- _DATA TO PROCESS_:
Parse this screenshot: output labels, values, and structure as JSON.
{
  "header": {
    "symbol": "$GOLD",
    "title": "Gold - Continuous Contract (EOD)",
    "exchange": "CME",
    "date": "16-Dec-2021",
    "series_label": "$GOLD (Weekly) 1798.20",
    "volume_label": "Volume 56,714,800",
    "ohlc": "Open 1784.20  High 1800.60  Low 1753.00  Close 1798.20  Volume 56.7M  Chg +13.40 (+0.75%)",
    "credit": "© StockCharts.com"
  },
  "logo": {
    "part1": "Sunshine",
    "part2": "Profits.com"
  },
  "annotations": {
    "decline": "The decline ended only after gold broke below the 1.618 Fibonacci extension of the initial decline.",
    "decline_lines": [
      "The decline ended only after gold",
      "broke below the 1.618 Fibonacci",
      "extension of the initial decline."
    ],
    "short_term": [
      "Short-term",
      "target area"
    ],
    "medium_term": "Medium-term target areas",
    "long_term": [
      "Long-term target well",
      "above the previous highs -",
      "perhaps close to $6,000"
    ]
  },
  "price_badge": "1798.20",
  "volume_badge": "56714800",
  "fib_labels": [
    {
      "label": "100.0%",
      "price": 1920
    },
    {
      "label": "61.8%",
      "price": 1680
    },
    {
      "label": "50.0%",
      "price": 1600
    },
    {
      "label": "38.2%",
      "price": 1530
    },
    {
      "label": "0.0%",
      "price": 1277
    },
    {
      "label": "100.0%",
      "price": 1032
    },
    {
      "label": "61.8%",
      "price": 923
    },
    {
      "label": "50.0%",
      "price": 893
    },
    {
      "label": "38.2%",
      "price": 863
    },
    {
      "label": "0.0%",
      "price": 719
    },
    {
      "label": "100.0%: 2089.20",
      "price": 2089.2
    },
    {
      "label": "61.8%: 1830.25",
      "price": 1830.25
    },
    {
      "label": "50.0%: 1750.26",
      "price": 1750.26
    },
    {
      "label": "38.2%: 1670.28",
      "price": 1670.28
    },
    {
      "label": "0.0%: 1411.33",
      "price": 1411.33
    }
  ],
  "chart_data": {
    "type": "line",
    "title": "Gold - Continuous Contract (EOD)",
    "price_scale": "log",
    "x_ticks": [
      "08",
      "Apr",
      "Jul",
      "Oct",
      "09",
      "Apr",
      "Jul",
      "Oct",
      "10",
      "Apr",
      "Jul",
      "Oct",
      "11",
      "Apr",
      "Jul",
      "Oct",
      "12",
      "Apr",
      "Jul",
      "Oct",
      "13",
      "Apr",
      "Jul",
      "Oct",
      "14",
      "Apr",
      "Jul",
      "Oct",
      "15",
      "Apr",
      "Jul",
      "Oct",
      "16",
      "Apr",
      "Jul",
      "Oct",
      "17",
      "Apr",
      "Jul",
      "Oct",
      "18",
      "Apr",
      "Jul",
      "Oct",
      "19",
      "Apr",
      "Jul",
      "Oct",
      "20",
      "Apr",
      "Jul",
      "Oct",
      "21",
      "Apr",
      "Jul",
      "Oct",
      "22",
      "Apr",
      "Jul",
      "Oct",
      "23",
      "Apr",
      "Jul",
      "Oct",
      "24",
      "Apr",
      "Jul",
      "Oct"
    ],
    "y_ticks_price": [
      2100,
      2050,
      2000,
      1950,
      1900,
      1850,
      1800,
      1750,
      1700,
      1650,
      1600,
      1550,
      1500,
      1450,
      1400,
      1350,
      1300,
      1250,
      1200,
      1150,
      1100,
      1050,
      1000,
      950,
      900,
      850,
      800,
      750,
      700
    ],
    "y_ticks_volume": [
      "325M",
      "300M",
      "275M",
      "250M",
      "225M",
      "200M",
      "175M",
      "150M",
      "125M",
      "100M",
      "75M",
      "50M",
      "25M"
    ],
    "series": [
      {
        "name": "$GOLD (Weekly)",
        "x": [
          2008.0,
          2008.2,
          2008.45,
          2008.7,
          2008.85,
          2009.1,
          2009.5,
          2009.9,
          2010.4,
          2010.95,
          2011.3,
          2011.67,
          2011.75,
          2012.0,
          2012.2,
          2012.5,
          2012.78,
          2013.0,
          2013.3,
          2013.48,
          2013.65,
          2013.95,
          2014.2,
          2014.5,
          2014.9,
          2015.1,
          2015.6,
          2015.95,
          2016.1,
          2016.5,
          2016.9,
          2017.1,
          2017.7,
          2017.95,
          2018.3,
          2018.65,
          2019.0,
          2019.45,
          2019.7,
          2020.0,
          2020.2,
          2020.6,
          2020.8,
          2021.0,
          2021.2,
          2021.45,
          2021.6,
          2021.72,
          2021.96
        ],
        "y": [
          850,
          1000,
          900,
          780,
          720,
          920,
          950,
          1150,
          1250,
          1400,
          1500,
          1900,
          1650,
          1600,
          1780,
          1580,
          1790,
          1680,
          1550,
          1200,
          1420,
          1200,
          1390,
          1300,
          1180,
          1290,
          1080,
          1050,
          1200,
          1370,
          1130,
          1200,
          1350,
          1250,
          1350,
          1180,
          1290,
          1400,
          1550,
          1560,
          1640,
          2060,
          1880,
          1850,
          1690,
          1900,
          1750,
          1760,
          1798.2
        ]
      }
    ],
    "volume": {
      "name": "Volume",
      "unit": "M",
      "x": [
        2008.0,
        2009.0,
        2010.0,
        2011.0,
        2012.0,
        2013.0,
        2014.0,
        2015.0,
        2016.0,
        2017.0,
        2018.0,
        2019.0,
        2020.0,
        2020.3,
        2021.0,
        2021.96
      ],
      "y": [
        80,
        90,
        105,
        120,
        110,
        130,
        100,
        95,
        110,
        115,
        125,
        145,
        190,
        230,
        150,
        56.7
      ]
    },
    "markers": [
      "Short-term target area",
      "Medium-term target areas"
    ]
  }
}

- _SET EXERCISE_: Copy all the records above exactly, missing none.

- _RESPONSE TO THIS EXERCISE_:
Parse this screenshot: output labels, values, and structure as JSON.
{
  "header": {
    "symbol": "$GOLD",
    "title": "Gold - Continuous Contract (EOD)",
    "exchange": "CME",
    "date": "16-Dec-2021",
    "series_label": "$GOLD (Weekly) 1798.20",
    "volume_label": "Volume 56,714,800",
    "ohlc": "Open 1784.20  High 1800.60  Low 1753.00  Close 1798.20  Volume 56.7M  Chg +13.40 (+0.75%)",
    "credit": "© StockCharts.com"
  },
  "logo": {
    "part1": "Sunshine",
    "part2": "Profits.com"
  },
  "annotations": {
    "decline": "The decline ended only after gold broke below the 1.618 Fibonacci extension of the initial decline.",
    "decline_lines": [
      "The decline ended only after gold",
      "broke below the 1.618 Fibonacci",
      "extension of the initial decline."
    ],
    "short_term": [
      "Short-term",
      "target area"
    ],
    "medium_term": "Medium-term target areas",
    "long_term": [
      "Long-term target well",
      "above the previous highs -",
      "perhaps close to $6,000"
    ]
  },
  "price_badge": "1798.20",
  "volume_badge": "56714800",
  "fib_labels": [
    {
      "label": "100.0%",
      "price": 1920
    },
    {
      "label": "61.8%",
      "price": 1680
    },
    {
      "label": "50.0%",
      "price": 1600
    },
    {
      "label": "38.2%",
      "price": 1530
    },
    {
      "label": "0.0%",
      "price": 1277
    },
    {
      "label": "100.0%",
      "price": 1032
    },
    {
      "label": "61.8%",
      "price": 923
    },
    {
      "label": "50.0%",
      "price": 893
    },
    {
      "label": "38.2%",
      "price": 863
    },
    {
      "label": "0.0%",
      "price": 719
    },
    {
      "label": "100.0%: 2089.20",
      "price": 2089.2
    },
    {
      "label": "61.8%: 1830.25",
      "price": 1830.25
    },
    {
      "label": "50.0%: 1750.26",
      "price": 1750.26
    },
    {
      "label": "38.2%: 1670.28",
      "price": 1670.28
    },
    {
      "label": "0.0%: 1411.33",
      "price": 1411.33
    }
  ],
  "chart_data": {
    "type": "line",
    "title": "Gold - Continuous Contract (EOD)",
    "price_scale": "log",
    "x_ticks": [
      "08",
      "Apr",
      "Jul",
      "Oct",
      "09",
      "Apr",
      "Jul",
      "Oct",
      "10",
      "Apr",
      "Jul",
      "Oct",
      "11",
      "Apr",
      "Jul",
      "Oct",
      "12",
      "Apr",
      "Jul",
      "Oct",
      "13",
      "Apr",
      "Jul",
      "Oct",
      "14",
      "Apr",
      "Jul",
      "Oct",
      "15",
      "Apr",
      "Jul",
      "Oct",
      "16",
      "Apr",
      "Jul",
      "Oct",
      "17",
      "Apr",
      "Jul",
      "Oct",
      "18",
      "Apr",
      "Jul",
      "Oct",
      "19",
      "Apr",
      "Jul",
      "Oct",
      "20",
      "Apr",
      "Jul",
      "Oct",
      "21",
      "Apr",
      "Jul",
      "Oct",
      "22",
      "Apr",
      "Jul",
      "Oct",
      "23",
      "Apr",
      "Jul",
      "Oct",
      "24",
      "Apr",
      "Jul",
      "Oct"
    ],
    "y_ticks_price": [
      2100,
      2050,
      2000,
      1950,
      1900,
      1850,
      1800,
      1750,
      1700,
      1650,
      1600,
      1550,
      1500,
      1450,
      1400,
      1350,
      1300,
      1250,
      1200,
      1150,
      1100,
      1050,
      1000,
      950,
      900,
      850,
      800,
      750,
      700
    ],
    "y_ticks_volume": [
      "325M",
      "300M",
      "275M",
      "250M",
      "225M",
      "200M",
      "175M",
      "150M",
      "125M",
      "100M",
      "75M",
      "50M",
      "25M"
    ],
    "series": [
      {
        "name": "$GOLD (Weekly)",
        "x": [
          2008.0,
          2008.2,
          2008.45,
          2008.7,
          2008.85,
          2009.1,
          2009.5,
          2009.9,
          2010.4,
          2010.95,
          2011.3,
          2011.67,
          2011.75,
          2012.0,
          2012.2,
          2012.5,
          2012.78,
          2013.0,
          2013.3,
          2013.48,
          2013.65,
          2013.95,
          2014.2,
          2014.5,
          2014.9,
          2015.1,
          2015.6,
          2015.95,
          2016.1,
          2016.5,
          2016.9,
          2017.1,
          2017.7,
          2017.95,
          2018.3,
          2018.65,
          2019.0,
          2019.45,
          2019.7,
          2020.0,
          2020.2,
          2020.6,
          2020.8,
          2021.0,
          2021.2,
          2021.45,
          2021.6,
          2021.72,
          2021.96
        ],
        "y": [
          850,
          1000,
          900,
          780,
          720,
          920,
          950,
          1150,
          1250,
          1400,
          1500,
          1900,
          1650,
          1600,
          1780,
          1580,
          1790,
          1680,
          1550,
          1200,
          1420,
          1200,
          1390,
          1300,
          1180,
          1290,
          1080,
          1050,
          1200,
          1370,
          1130,
          1200,
          1350,
          1250,
          1350,
          1180,
          1290,
          1400,
          1550,
          1560,
          1640,
          2060,
          1880,
          1850,
          1690,
          1900,
          1750,
          1760,
          1798.2
        ]
      }
    ],
    "volume": {
      "name": "Volume",
      "unit": "M",
      "x": [
        2008.0,
        2009.0,
        2010.0,
        2011.0,
        2012.0,
        2013.0,
        2014.0,
        2015.0,
        2016.0,
        2017.0,
        2018.0,
        2019.0,
        2020.0,
        2020.3,
        2021.0,
        2021.96
      ],
      "y": [
        80,
        90,
        105,
        120,
        110,
        130,
        100,
        95,
        110,
        115,
        125,
        145,
        190,
        230,
        150,
        56.7
      ]
    },
    "markers": [
      "Short-term target area",
      "Medium-term target areas"
    ]
  }
}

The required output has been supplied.